## Exercise objective
Extract the data exactly, missing nothing.

## Stored rows
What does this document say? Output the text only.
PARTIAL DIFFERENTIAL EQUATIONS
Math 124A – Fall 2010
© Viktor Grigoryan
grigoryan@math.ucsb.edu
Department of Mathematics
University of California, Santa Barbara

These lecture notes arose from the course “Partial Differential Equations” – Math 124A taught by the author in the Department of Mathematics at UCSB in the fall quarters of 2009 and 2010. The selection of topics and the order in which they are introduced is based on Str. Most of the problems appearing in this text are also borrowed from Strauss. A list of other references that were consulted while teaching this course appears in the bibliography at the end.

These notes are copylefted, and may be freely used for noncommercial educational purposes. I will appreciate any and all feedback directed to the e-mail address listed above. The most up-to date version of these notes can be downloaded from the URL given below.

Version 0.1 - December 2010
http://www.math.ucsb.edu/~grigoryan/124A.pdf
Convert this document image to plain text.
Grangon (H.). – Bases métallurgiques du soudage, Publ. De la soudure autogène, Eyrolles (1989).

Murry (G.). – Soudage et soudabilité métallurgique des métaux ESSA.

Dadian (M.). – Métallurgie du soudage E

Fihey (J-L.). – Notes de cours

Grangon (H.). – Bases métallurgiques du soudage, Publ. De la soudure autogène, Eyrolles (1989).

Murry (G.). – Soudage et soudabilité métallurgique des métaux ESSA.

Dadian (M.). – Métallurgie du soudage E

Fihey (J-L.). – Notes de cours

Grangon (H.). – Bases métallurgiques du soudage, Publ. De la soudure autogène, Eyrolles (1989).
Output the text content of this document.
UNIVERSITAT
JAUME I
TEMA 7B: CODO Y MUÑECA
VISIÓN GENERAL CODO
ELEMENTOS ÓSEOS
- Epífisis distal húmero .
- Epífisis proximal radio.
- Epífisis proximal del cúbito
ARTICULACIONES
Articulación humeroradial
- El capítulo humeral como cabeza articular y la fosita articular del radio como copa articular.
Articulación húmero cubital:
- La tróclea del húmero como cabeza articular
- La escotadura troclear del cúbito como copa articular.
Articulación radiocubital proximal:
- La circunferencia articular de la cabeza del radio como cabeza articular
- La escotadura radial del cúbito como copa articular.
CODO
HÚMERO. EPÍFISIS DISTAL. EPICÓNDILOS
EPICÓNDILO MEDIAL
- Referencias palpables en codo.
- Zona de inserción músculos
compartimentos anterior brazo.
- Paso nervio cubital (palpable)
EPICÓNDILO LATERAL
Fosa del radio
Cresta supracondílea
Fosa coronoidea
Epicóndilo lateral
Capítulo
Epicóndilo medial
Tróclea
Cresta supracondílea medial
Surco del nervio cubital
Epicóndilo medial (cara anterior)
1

## Full response
What does this document say? Output the text only.
PARTIAL DIFFERENTIAL EQUATIONS
Math 124A – Fall 2010
© Viktor Grigoryan
grigoryan@math.ucsb.edu
Department of Mathematics
University of California, Santa Barbara

These lecture notes arose from the course “Partial Differential Equations” – Math 124A taught by the author in the Department of Mathematics at UCSB in the fall quarters of 2009 and 2010. The selection of topics and the order in which they are introduced is based on Str. Most of the problems appearing in this text are also borrowed from Strauss. A list of other references that were consulted while teaching this course appears in the bibliography at the end.

These notes are copylefted, and may be freely used for noncommercial educational purposes. I will appreciate any and all feedback directed to the e-mail address listed above. The most up-to date version of these notes can be downloaded from the URL given below.

Version 0.1 - December 2010
http://www.math.ucsb.edu/~grigoryan/124A.pdf
Convert this document image to plain text.
Grangon (H.). – Bases métallurgiques du soudage, Publ. De la soudure autogène, Eyrolles (1989).

Murry (G.). – Soudage et soudabilité métallurgique des métaux ESSA.

Dadian (M.). – Métallurgie du soudage E

Fihey (J-L.). – Notes de cours

Grangon (H.). – Bases métallurgiques du soudage, Publ. De la soudure autogène, Eyrolles (1989).

Murry (G.). – Soudage et soudabilité métallurgique des métaux ESSA.

Dadian (M.). – Métallurgie du soudage E

Fihey (J-L.). – Notes de cours

Grangon (H.). – Bases métallurgiques du soudage, Publ. De la soudure autogène, Eyrolles (1989).
Output the text content of this document.
UNIVERSITAT
JAUME I
TEMA 7B: CODO Y MUÑECA
VISIÓN GENERAL CODO
ELEMENTOS ÓSEOS
- Epífisis distal húmero .
- Epífisis proximal radio.
- Epífisis proximal del cúbito
ARTICULACIONES
Articulación humeroradial
- El capítulo humeral como cabeza articular y la fosita articular del radio como copa articular.
Articulación húmero cubital:
- La tróclea del húmero como cabeza articular
- La escotadura troclear del cúbito como copa articular.
Articulación radiocubital proximal:
- La circunferencia articular de la cabeza del radio como cabeza articular
- La escotadura radial del cúbito como copa articular.
CODO
HÚMERO. EPÍFISIS DISTAL. EPICÓNDILOS
EPICÓNDILO MEDIAL
- Referencias palpables en codo.
- Zona de inserción músculos
compartimentos anterior brazo.
- Paso nervio cubital (palpable)
EPICÓNDILO LATERAL
Fosa del radio
Cresta supracondílea
Fosa coronoidea
Epicóndilo lateral
Capítulo
Epicóndilo medial
Tróclea
Cresta supracondílea medial
Surco del nervio cubital
Epicóndilo medial (cara anterior)
1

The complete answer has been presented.